**EXTRAIT DE PAGE:**
COM(1998) 266 final
du 06/05/1998
Date d'adoption du texte par les instances européennes : 14/02/2000
Examen dans le cadre de l'article 88-4 de la Constitution
Texte déposé au Sénat le 25/06/1998Examen : 18/11/1998 (délégation pour l'Union européenne)
Communication de M. Yann
Gaillard
sur la proposition d'acte communautaire E 1106
relative au
programme « Culture 2000 »
Communication
En mai 1998, la Commission a proposé au Conseil et au Parlement européen une nouvelle approche de l'action culturelle communautaire, exposée dans deux documents distincts, mais interdépendants : d'une part, une communication présentant un programme cadre pour la culture, portant sur la période 2000-2004 ; d'autre part, et en application de celui-ci, la création d'un instrument unique de financement et de programmation pour la coopération culturelle, dit « programme culture 2000 ».
Au fil des discussions entre les Etats membres, et à la suite de la première lecture de ce texte au Parlement européen, son contenu a évolué sur plusieurs points importants, que je vous signalerai au cours de ma présentation.
1 - Le programme cadre
La présentation de ce premier « programme cadre pour la culture » répond à une demande du Parlement européen et du Conseil lui-même qui, en septembre 1997, avait prié la Commission de proposer « une approche directrice globale et transparente pour l'action culturelle, y compris, entre autres, l'établissement d'un instrument unique de programmation et de financement ».
L'intervention de la Commission se fonde sur l'article 128 du traité qui donne une base juridique spécifique à l'action culturelle de la communauté, sans pour autant que celui-ci se substitue à l'action des Etats membres.

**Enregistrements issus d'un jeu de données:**

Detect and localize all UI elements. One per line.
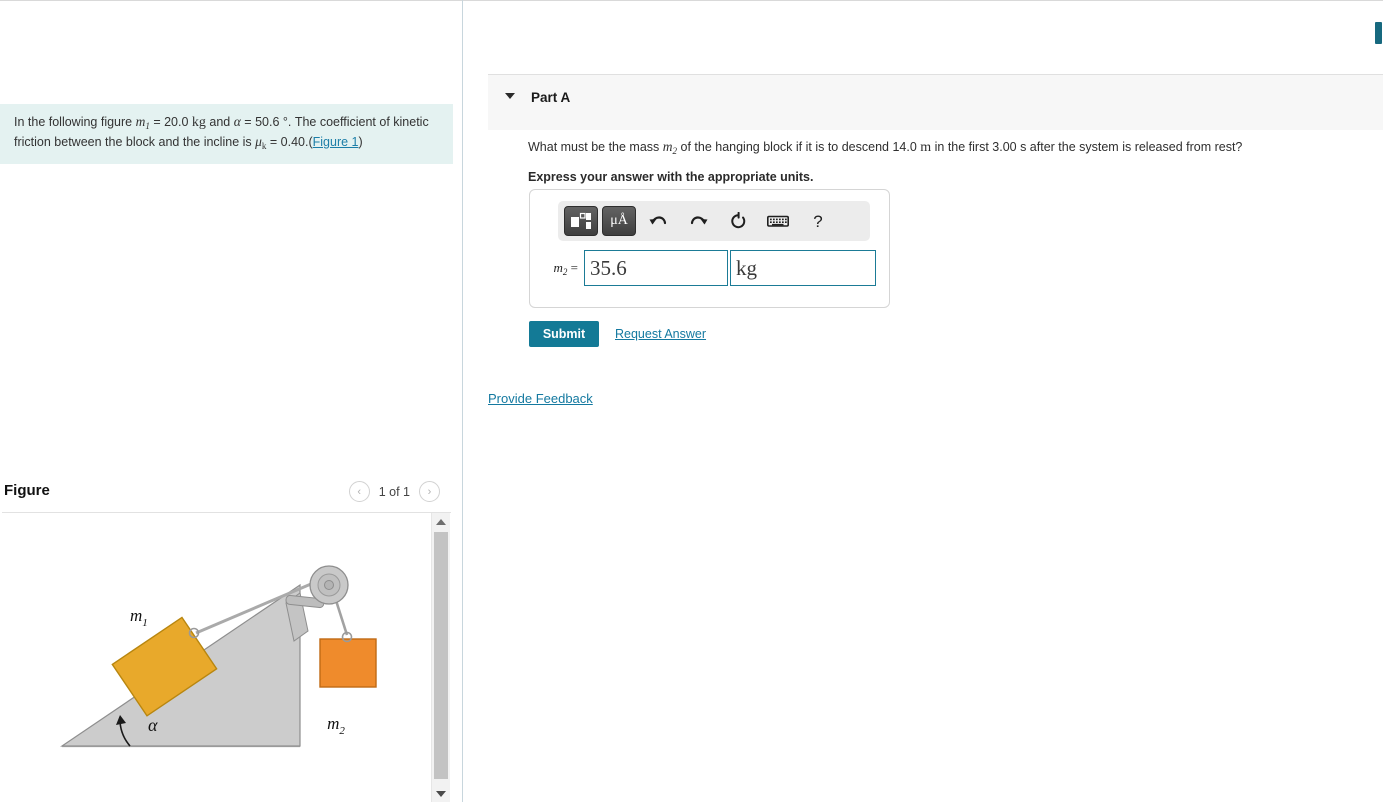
figure-counter-label: 1 of 1 [378, 484, 410, 499]
prompt-m2-symbol: m [662, 139, 673, 154]
right-pane: Part A What must be the mass m2 of the h… [463, 0, 1383, 802]
scroll-up-arrow-icon[interactable] [432, 513, 450, 530]
figure-viewport: m1 m2 α [0, 513, 430, 802]
pulley-hub [324, 580, 334, 590]
left-pane: In the following figure m1 = 20.0 kg and… [0, 0, 462, 802]
request-answer-link[interactable]: Request Answer [615, 327, 706, 341]
part-a-instruction: Express your answer with the appropriate… [528, 170, 814, 184]
answer-input-widget: μÅ ? m2 = 35.6 kg [529, 189, 890, 308]
scroll-up-triangle [436, 518, 446, 525]
keyboard-glyph [767, 215, 789, 227]
submit-button[interactable]: Submit [529, 321, 599, 347]
chevron-right-icon: › [427, 485, 432, 498]
angle-alpha-label: α [148, 715, 158, 735]
units-symbol-icon[interactable]: μÅ [602, 206, 636, 236]
caret-down-icon[interactable] [505, 93, 515, 99]
scroll-down-triangle [436, 790, 446, 797]
figure-panel-title: Figure [4, 482, 50, 499]
prompt-segment-2: of the hanging block if it is to descend… [677, 140, 921, 154]
question-text-segment-4: = 50.6 [240, 115, 283, 129]
answer-value-input[interactable]: 35.6 [584, 250, 728, 286]
answer-units-input[interactable]: kg [730, 250, 876, 286]
answer-value-text: 35.6 [590, 255, 627, 280]
part-a-prompt: What must be the mass m2 of the hanging … [528, 138, 1358, 160]
math-template-glyph [571, 212, 591, 229]
paren-close: ) [358, 135, 363, 149]
math-template-icon[interactable] [564, 206, 598, 236]
question-text: In the following figure m1 = 20.0 kg and… [14, 114, 431, 154]
question-statement-block: In the following figure m1 = 20.0 kg and… [0, 104, 453, 164]
part-a-body: What must be the mass m2 of the hanging … [528, 138, 1358, 184]
reset-circular-arrow-icon[interactable] [720, 206, 756, 236]
question-mu-symbol: μ [255, 134, 262, 149]
question-kg-unit: kg [191, 115, 206, 130]
question-alpha-symbol: α [233, 114, 241, 129]
answer-units-text: kg [736, 255, 757, 280]
redo-glyph [690, 215, 707, 224]
inclined-plane-diagram: m1 m2 α [60, 565, 377, 748]
figure-navigation: ‹ 1 of 1 › [348, 481, 440, 502]
undo-glyph [649, 215, 666, 224]
answer-label-symbol: m [553, 259, 563, 275]
help-question-mark-icon[interactable]: ? [800, 206, 836, 236]
figure-scrollbar-thumb[interactable] [434, 532, 448, 779]
keyboard-icon[interactable] [760, 206, 796, 236]
answer-label: m2 = [540, 260, 584, 277]
figure-1-link[interactable]: Figure 1 [313, 135, 359, 149]
answer-entry-row: m2 = 35.6 kg [540, 250, 876, 286]
answer-label-equals: = [567, 259, 578, 275]
figure-panel-header: Figure ‹ 1 of 1 › [0, 474, 453, 512]
help-glyph: ? [813, 211, 823, 231]
prompt-segment-3: in the first 3.00 s after the system is … [931, 140, 1243, 154]
prompt-segment-1: What must be the mass [528, 140, 663, 154]
block-m1-label: m1 [130, 606, 148, 629]
reset-glyph [730, 211, 745, 228]
part-a-title: Part A [531, 90, 571, 105]
question-text-segment-1: In the following figure [14, 115, 136, 129]
figure-prev-button[interactable]: ‹ [348, 481, 370, 502]
redo-arrow-icon[interactable] [680, 206, 716, 236]
block-m2-label: m2 [327, 714, 345, 737]
question-text-segment-2: = 20.0 [149, 115, 192, 129]
provide-feedback-link[interactable]: Provide Feedback [488, 391, 593, 406]
units-symbol-label: μÅ [610, 213, 628, 228]
prompt-meter-unit: m [920, 140, 932, 155]
question-text-segment-6: = 0.40. [266, 135, 309, 149]
undo-arrow-icon[interactable] [640, 206, 676, 236]
answer-toolbar: μÅ ? [558, 201, 870, 241]
block-m2-body [319, 638, 377, 688]
question-text-segment-3: and [205, 115, 234, 129]
question-m1-symbol: m [135, 114, 146, 129]
figure-next-button[interactable]: › [419, 481, 440, 502]
chevron-left-icon: ‹ [357, 485, 362, 498]
scroll-down-arrow-icon[interactable] [432, 785, 450, 802]
part-a-header[interactable]: Part A [488, 74, 1383, 130]
figure-scrollbar[interactable] [431, 513, 450, 802]
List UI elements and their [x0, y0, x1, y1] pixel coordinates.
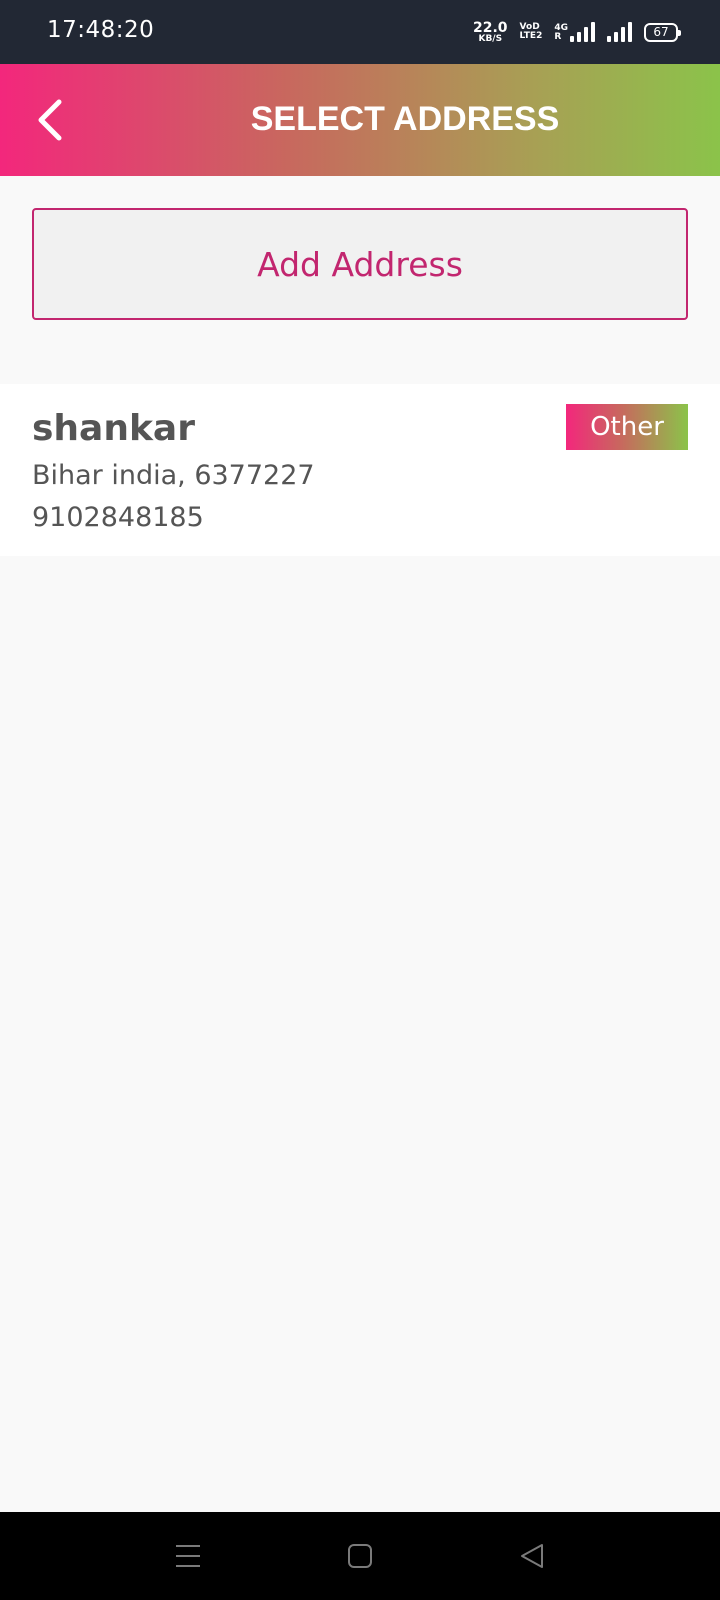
network-speed-unit: KB/S	[478, 33, 503, 44]
battery-icon: 67	[644, 22, 681, 42]
address-type-badge: Other	[566, 404, 688, 450]
home-square-icon	[348, 1544, 372, 1568]
address-card[interactable]: shankar Other Bihar india, 6377227 91028…	[0, 384, 720, 556]
address-phone: 9102848185	[32, 502, 204, 533]
back-triangle-icon	[521, 1544, 543, 1568]
system-back-button[interactable]	[504, 1530, 560, 1582]
signal-4g-icon: 4G R	[554, 22, 595, 42]
system-nav-bar	[0, 1512, 720, 1600]
roaming-label: R	[554, 32, 562, 42]
volte-bottom-label: LTE2	[519, 31, 543, 41]
add-address-button[interactable]: Add Address	[32, 208, 688, 320]
network-speed-value: 22.0	[473, 19, 508, 36]
battery-level: 67	[653, 25, 669, 39]
signal-strength-icon	[607, 22, 632, 42]
status-indicators: 22.0 KB/S VoD LTE2 4G R 67	[473, 18, 681, 46]
recent-apps-button[interactable]	[160, 1530, 216, 1582]
app-header: SELECT ADDRESS	[0, 64, 720, 176]
network-speed: 22.0 KB/S	[473, 21, 508, 44]
page-title: SELECT ADDRESS	[250, 100, 560, 138]
address-line: Bihar india, 6377227	[32, 460, 315, 491]
home-button[interactable]	[332, 1530, 388, 1582]
volte-icon: VoD LTE2	[520, 23, 543, 41]
status-bar: 17:48:20 22.0 KB/S VoD LTE2 4G R 67	[0, 0, 720, 64]
status-time: 17:48:20	[47, 17, 155, 43]
menu-icon	[176, 1545, 200, 1567]
address-name: shankar	[32, 408, 195, 449]
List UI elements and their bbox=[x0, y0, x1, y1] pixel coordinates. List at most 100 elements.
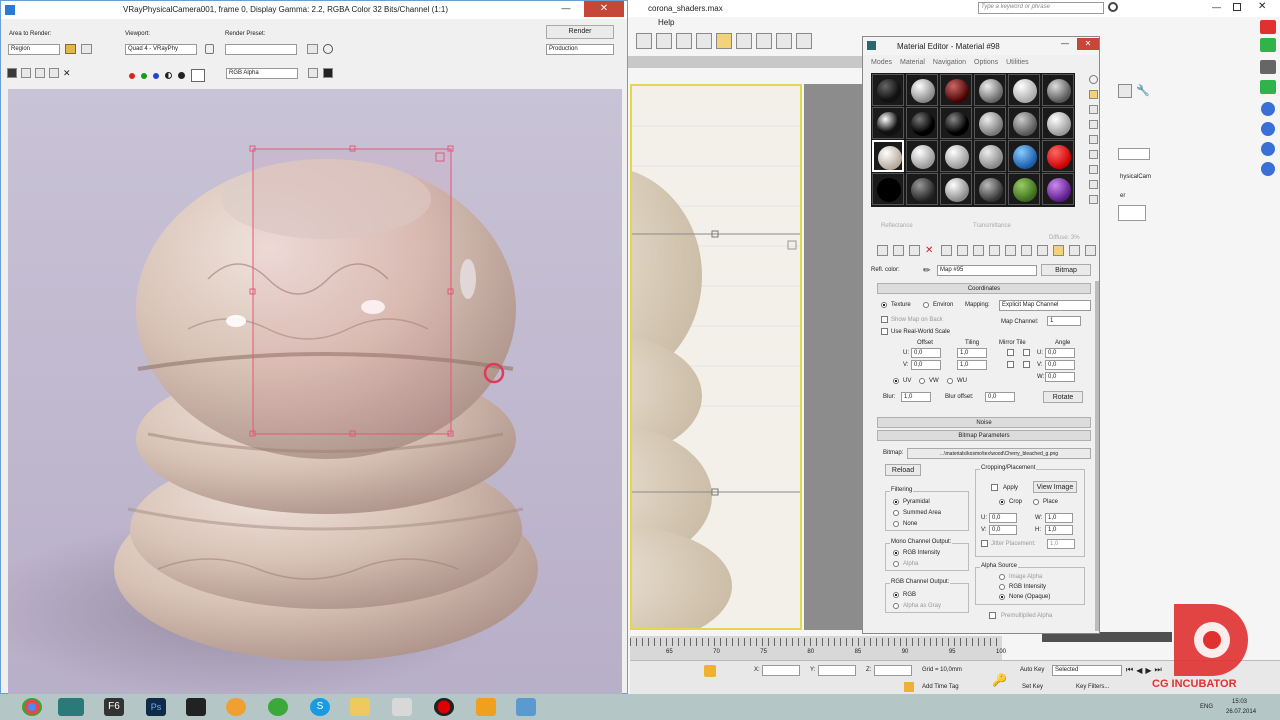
environ-radio[interactable] bbox=[923, 302, 929, 308]
save-all-icon[interactable] bbox=[21, 68, 31, 78]
material-navigator-icon[interactable] bbox=[1089, 195, 1098, 204]
hierarchy-icon[interactable] bbox=[1118, 84, 1132, 98]
color-swatch[interactable] bbox=[191, 69, 205, 82]
channel-dropdown[interactable]: RGB Alpha bbox=[226, 68, 298, 79]
texture-radio[interactable] bbox=[881, 302, 887, 308]
angle-w-field[interactable]: 0,0 bbox=[1045, 372, 1075, 382]
gadget-green-icon[interactable] bbox=[1260, 38, 1276, 52]
preview-icon[interactable] bbox=[1089, 150, 1098, 159]
add-time-tag[interactable]: Add Time Tag bbox=[922, 684, 959, 690]
selected-dropdown[interactable]: Selected bbox=[1052, 665, 1122, 676]
offset-v-field[interactable]: 0,0 bbox=[911, 360, 941, 370]
sample-slot[interactable] bbox=[1008, 140, 1040, 172]
sample-slot-active[interactable] bbox=[872, 140, 904, 172]
blur-offset-field[interactable]: 0,0 bbox=[985, 392, 1015, 402]
explorer-icon[interactable] bbox=[350, 698, 370, 716]
snap-icon[interactable] bbox=[716, 33, 732, 49]
crop-h-field[interactable]: 1,0 bbox=[1045, 525, 1073, 535]
crop-radio[interactable] bbox=[999, 499, 1005, 505]
bitmap-params-rollout-header[interactable]: Bitmap Parameters bbox=[877, 430, 1091, 441]
sample-slot[interactable] bbox=[1008, 107, 1040, 139]
sample-slot[interactable] bbox=[974, 107, 1006, 139]
sample-slot[interactable] bbox=[940, 107, 972, 139]
print-icon[interactable] bbox=[49, 68, 59, 78]
command-panel-field[interactable] bbox=[1118, 148, 1150, 160]
rotate-icon[interactable] bbox=[696, 33, 712, 49]
offset-u-field[interactable]: 0,0 bbox=[911, 348, 941, 358]
pyramidal-radio[interactable] bbox=[893, 499, 899, 505]
clock-time[interactable]: 15:03 bbox=[1232, 699, 1247, 705]
eyedropper-icon[interactable]: ✏ bbox=[923, 265, 931, 276]
sample-slot[interactable] bbox=[940, 74, 972, 106]
none-filter-radio[interactable] bbox=[893, 521, 899, 527]
console-icon[interactable] bbox=[186, 698, 206, 716]
sample-type-icon[interactable] bbox=[1089, 75, 1098, 84]
coordinates-rollout-header[interactable]: Coordinates bbox=[877, 283, 1091, 294]
noise-rollout-header[interactable]: Noise bbox=[877, 417, 1091, 428]
menu-material[interactable]: Material bbox=[900, 59, 925, 66]
sample-slot[interactable] bbox=[872, 74, 904, 106]
place-radio[interactable] bbox=[1033, 499, 1039, 505]
map-name-field[interactable]: Map #95 bbox=[937, 265, 1037, 276]
jitter-field[interactable]: 1,0 bbox=[1047, 539, 1075, 549]
render-setup-icon[interactable] bbox=[307, 44, 318, 54]
environment-icon[interactable] bbox=[323, 44, 333, 54]
spinner-snap-icon[interactable] bbox=[776, 33, 792, 49]
wu-radio[interactable] bbox=[947, 378, 953, 384]
premultiplied-checkbox[interactable] bbox=[989, 612, 996, 619]
angle-u-field[interactable]: 0,0 bbox=[1045, 348, 1075, 358]
rgb-radio[interactable] bbox=[893, 592, 899, 598]
none-opaque-radio[interactable] bbox=[999, 594, 1005, 600]
mono-icon[interactable] bbox=[178, 72, 185, 79]
uv-radio[interactable] bbox=[893, 378, 899, 384]
plugin-icon[interactable] bbox=[476, 698, 496, 716]
mirror-v-checkbox[interactable] bbox=[1007, 361, 1014, 368]
search-icon[interactable] bbox=[1108, 2, 1118, 12]
rotate-button[interactable]: Rotate bbox=[1043, 391, 1083, 403]
view-image-button[interactable]: View Image bbox=[1033, 481, 1077, 493]
vw-radio[interactable] bbox=[919, 378, 925, 384]
render-preset-dropdown[interactable] bbox=[225, 44, 297, 55]
material-editor-scrollbar[interactable] bbox=[1095, 281, 1099, 631]
mono-rgb-intensity-radio[interactable] bbox=[893, 550, 899, 556]
backlight-icon[interactable] bbox=[1089, 90, 1098, 99]
sample-slot[interactable] bbox=[906, 74, 938, 106]
jitter-checkbox[interactable] bbox=[981, 540, 988, 547]
record-icon[interactable] bbox=[434, 698, 454, 716]
copy-icon[interactable] bbox=[35, 68, 45, 78]
coord-z-field[interactable] bbox=[874, 665, 912, 676]
go-to-parent-icon[interactable] bbox=[1037, 245, 1048, 256]
render-image[interactable] bbox=[8, 89, 622, 694]
area-to-render-dropdown[interactable]: Region bbox=[8, 44, 60, 55]
close-icon[interactable]: ✕ bbox=[1258, 1, 1266, 12]
settings-icon[interactable] bbox=[392, 698, 412, 716]
menu-options[interactable]: Options bbox=[974, 59, 998, 66]
assign-to-selection-icon[interactable] bbox=[909, 245, 920, 256]
reload-button[interactable]: Reload bbox=[885, 464, 921, 476]
angle-snap-icon[interactable] bbox=[736, 33, 752, 49]
alpha-channel-icon[interactable] bbox=[165, 72, 172, 79]
sample-slot[interactable] bbox=[940, 140, 972, 172]
menu-modes[interactable]: Modes bbox=[871, 59, 892, 66]
select-icon[interactable] bbox=[636, 33, 652, 49]
tile-u-checkbox[interactable] bbox=[1023, 349, 1030, 356]
restore-icon[interactable] bbox=[1233, 3, 1241, 11]
gadget-blue1-icon[interactable] bbox=[1261, 102, 1275, 116]
copy-material-icon[interactable] bbox=[941, 245, 952, 256]
minimize-icon[interactable]: — bbox=[1061, 39, 1069, 48]
go-forward-sibling-icon[interactable] bbox=[1053, 245, 1064, 256]
close-button[interactable]: ✕ bbox=[584, 1, 624, 17]
search-input[interactable]: Type a keyword or phrase bbox=[978, 2, 1104, 14]
key-icon[interactable]: 🔑 bbox=[992, 673, 1007, 687]
make-unique-icon[interactable] bbox=[957, 245, 968, 256]
mirror-u-checkbox[interactable] bbox=[1007, 349, 1014, 356]
show-map-on-back-checkbox[interactable] bbox=[881, 316, 888, 323]
language-indicator[interactable]: ENG bbox=[1200, 704, 1213, 710]
tiling-v-field[interactable]: 1,0 bbox=[957, 360, 987, 370]
angle-v-field[interactable]: 0,0 bbox=[1045, 360, 1075, 370]
green-channel-icon[interactable] bbox=[141, 72, 147, 79]
bitmap-path-button[interactable]: ...\materials\kosmo\tex\wood\Cherry_blea… bbox=[907, 448, 1091, 459]
f6-icon[interactable]: F6 bbox=[104, 698, 124, 716]
sample-slot[interactable] bbox=[1042, 107, 1074, 139]
apply-checkbox[interactable] bbox=[991, 484, 998, 491]
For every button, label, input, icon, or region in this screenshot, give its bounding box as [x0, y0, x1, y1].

**TÂCHES À EFFECTUER:**
a - Reproduisez le passage du texte sur le programme « Culture 2000 » qui commence par « Au fil des discussions » et se poursuit jusqu'à « de ma présentation. ».
b - Poursuivez le texte sur le programme « Culture 2000 » à partir de l'endroit où il s'arrête.
Ces données n'ont aucun rapport avec le texte sur le programme « Culture 2000 ».

**RÉPONSES RÉDIGÉES:**
a -
Au fil des discussions entre les Etats membres, et à la suite de la première lecture de ce texte au Parlement européen, son contenu a évolué sur plusieurs points importants, que je vous signalerai au cours de ma présentation.

b -
· La conception de la culture par la Commission
Il résulte des documents présentés que la culture est ici entendue, non pas seulement comme la « haute culture » traditionnelle des arts et lettres, mais dans une acception plus large, plus populaire, plus quotidienne. « A ce titre, dit la Commission, elle est étroitement liée aux réponses qu'il convient d'apporter aux grands défis contemporains : l'accélération de la construction européenne, la mondialisation, le développement des nouvelles technologies de l'information, les préoccupations liées à l'emploi et la recherche de la cohésion sociale. »
Les initiatives communautaires actuelles
Jusqu'à présent, les initiatives communautaires ont déjà souhaité intégrer la dimension culturelle dans les décisions européennes, mais d'une manière moins globale. Elles ont notamment cherché à assurer le respect de la création et de la diversité culturelle et linguistique de l'Europe au sein des enceintes internationales et à explorer le potentiel de création d'emplois dans le secteur culturel.
Sur le plan pratique, les actions ont concerné la mise en oeuvre de programmes encourageant la coopération culturelle dans le domaine des « arts vivants » (danse et théâtre) par le programme Kaléidoscope, de la littérature, par le programme Ariane et du patrimoine, par le programme Raphaël.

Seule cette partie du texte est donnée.